**Passage for review:**
######

How MediCall rode out a Category 5 hurricane

17.11.2006
While IT managers in the southeastern U.S. may have felt they dodged a bullet with this year's calmer-than-expected hurricane season, one IT manager in the Philippines dealt with the worst typhoon in 11 years.

MediCall Inc., a Pleasanton, Calif.-based company that supports the health care industry, has a call center in Makati City with 230 agents, primarily nurses, said Jeff Williams, vice president of operations. The company offers a variety of services to its clients, mostly insurance companies, including calling people after a hospital discharge to make sure they're taking their medications and following other regimens. Such measures significantly decrease the likelihood that they'll have to be readmitted to the hospital, according to Williams. MediCall also provides information on whether a particular medication is covered under Medicare, he said.

######

Dataset entries:
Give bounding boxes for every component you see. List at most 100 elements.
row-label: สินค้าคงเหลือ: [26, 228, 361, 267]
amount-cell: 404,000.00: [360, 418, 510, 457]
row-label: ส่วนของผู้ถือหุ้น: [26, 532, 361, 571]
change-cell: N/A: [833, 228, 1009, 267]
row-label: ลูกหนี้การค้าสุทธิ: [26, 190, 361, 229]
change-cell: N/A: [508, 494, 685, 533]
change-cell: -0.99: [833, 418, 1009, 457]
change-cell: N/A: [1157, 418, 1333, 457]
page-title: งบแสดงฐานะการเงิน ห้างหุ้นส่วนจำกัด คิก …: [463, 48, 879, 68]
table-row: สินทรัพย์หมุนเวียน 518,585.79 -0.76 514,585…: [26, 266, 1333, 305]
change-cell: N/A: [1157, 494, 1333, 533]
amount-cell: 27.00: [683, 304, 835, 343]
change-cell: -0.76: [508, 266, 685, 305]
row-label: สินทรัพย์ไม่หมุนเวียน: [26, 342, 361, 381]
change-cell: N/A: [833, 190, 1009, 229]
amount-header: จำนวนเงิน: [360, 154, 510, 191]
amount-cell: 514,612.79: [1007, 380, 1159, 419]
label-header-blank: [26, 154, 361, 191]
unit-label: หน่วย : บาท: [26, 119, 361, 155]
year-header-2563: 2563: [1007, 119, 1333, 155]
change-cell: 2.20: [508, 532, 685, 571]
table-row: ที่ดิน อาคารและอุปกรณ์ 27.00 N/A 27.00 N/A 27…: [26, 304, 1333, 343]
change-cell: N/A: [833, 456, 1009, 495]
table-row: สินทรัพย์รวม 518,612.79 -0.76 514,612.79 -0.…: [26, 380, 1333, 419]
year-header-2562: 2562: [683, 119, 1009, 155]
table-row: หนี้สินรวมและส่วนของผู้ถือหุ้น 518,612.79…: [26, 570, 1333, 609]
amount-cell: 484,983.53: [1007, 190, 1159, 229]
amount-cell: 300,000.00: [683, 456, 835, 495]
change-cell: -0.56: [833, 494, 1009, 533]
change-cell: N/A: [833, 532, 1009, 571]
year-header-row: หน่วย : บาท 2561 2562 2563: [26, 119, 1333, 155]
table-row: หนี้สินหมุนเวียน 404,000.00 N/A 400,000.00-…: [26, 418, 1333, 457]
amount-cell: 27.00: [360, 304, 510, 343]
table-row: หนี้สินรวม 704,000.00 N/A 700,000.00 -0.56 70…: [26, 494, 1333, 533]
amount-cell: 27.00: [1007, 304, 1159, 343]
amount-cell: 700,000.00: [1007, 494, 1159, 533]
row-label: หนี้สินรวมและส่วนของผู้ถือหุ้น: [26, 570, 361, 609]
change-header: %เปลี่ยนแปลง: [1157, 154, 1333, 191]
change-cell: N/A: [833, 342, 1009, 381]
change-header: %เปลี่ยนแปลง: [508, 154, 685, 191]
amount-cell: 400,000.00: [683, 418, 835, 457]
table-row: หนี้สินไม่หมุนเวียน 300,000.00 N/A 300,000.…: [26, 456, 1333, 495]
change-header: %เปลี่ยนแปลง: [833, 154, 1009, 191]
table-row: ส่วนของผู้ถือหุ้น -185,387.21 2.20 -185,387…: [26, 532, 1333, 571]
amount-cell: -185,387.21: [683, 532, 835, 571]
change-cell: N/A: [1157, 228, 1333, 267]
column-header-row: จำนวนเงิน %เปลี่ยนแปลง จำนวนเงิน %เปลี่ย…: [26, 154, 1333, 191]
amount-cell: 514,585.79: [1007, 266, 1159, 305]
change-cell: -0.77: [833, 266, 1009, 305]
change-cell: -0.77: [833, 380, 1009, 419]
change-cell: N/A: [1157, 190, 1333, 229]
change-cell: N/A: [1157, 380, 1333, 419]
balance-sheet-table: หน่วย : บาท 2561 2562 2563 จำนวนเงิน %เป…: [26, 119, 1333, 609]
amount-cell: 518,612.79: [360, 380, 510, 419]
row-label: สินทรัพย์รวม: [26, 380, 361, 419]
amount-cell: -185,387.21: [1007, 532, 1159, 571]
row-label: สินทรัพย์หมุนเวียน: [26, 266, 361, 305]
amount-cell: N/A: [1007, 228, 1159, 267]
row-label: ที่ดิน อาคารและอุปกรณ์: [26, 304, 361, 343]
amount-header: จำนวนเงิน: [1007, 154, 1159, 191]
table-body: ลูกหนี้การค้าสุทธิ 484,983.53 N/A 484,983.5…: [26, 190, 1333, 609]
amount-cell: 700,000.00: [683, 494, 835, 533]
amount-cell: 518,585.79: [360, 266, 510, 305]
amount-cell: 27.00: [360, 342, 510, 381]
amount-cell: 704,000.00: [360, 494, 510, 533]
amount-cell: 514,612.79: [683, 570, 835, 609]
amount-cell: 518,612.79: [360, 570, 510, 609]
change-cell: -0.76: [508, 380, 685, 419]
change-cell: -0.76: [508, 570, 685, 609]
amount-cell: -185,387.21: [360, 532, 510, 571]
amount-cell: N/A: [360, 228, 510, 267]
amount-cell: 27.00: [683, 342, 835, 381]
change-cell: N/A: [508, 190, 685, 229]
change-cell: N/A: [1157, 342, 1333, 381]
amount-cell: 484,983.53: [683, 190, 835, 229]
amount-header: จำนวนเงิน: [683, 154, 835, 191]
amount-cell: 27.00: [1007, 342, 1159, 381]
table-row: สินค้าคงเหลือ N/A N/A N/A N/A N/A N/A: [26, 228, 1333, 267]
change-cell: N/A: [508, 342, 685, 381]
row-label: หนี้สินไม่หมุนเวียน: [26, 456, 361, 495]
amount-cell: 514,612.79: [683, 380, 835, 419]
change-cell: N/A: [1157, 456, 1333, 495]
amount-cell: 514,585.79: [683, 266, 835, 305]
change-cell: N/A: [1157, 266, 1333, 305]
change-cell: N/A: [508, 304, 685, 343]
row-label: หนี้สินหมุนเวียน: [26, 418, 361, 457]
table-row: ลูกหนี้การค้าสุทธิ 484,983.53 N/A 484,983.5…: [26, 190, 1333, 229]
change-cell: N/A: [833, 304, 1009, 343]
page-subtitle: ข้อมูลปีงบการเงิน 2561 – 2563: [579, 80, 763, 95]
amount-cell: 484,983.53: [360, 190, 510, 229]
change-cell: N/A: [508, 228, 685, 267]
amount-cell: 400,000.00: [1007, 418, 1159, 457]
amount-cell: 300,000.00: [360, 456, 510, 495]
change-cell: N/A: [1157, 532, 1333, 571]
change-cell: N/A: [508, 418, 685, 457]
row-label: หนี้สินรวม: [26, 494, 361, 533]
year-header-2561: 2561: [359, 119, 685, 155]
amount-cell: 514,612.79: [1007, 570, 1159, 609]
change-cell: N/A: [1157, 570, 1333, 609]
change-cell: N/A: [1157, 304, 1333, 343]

######

**Check your understanding:**
(a) In the MediCall article, how many agents work at the company's call center in Makati City?
(b) Print the stretch of the MediCall article from "MediCall Inc., a" through "Medicare, he said.".
(c) Proceed with the MediCall article from the point where it stops.
The rows have no connection to the MediCall article.

**Answers to this exercise:**
(a) 230 agents, primarily nurses.

(b)
MediCall Inc., a Pleasanton, Calif.-based company that supports the health care industry, has a call center in Makati City with 230 agents, primarily nurses, said Jeff Williams, vice president of operations. The company offers a variety of services to its clients, mostly insurance companies, including calling people after a hospital discharge to make sure they're taking their medications and following other regimens. Such measures significantly decrease the likelihood that they'll have to be readmitted to the hospital, according to Williams. MediCall also provides information on whether a particular medication is covered under Medicare, he said.

(c)
CEO John Chess, who, like Williams, had extensive outsourcing experience, said he chose the Philippines for several reasons. First, the country has 214 nursing schools, and next to the U.S., it produces more nurses than any country in the world, he said. Second, people in the Philippines tend to have less of a recognizable accent than do people from India, and they felt the U.S. market might not accept the language barriers of placing the company in India, he said.

Typhoons are fairly commonplace -- Typhoon Milenyo, a Category 5 storm that struck on Sept. 28, was the tenth one that season -- but they typically are less likely to go inland and do damage in comparison with hurricanes, Williams said. That's what caught everyone off-guard -- people tend to be more complacent about warnings because the storm typically changes course and ends up not going onshore. "This one didn't change course," he said. "It went right through the middle of the island."

Williams had kept this in mind when locating the company's two facilities. He made sure they were not in the parts of the island of Luzon below sea level and had equipped both facilities with backup generators and uninterruptible power supply systems. The battery backup systems cover the entire floor for two hours, and there is enough diesel to run the generators for 36 hours.

And it turned out that another decision MediCall's founders had made when they started the company three years before helped them better ride out the typhoon, even though business continuity had not been the primary motivation for that decision at the time. Instead of setting up a standard call center, MediCall had worked with Echopass Corp., a Pleasanton, Calif.-based provider of call center services.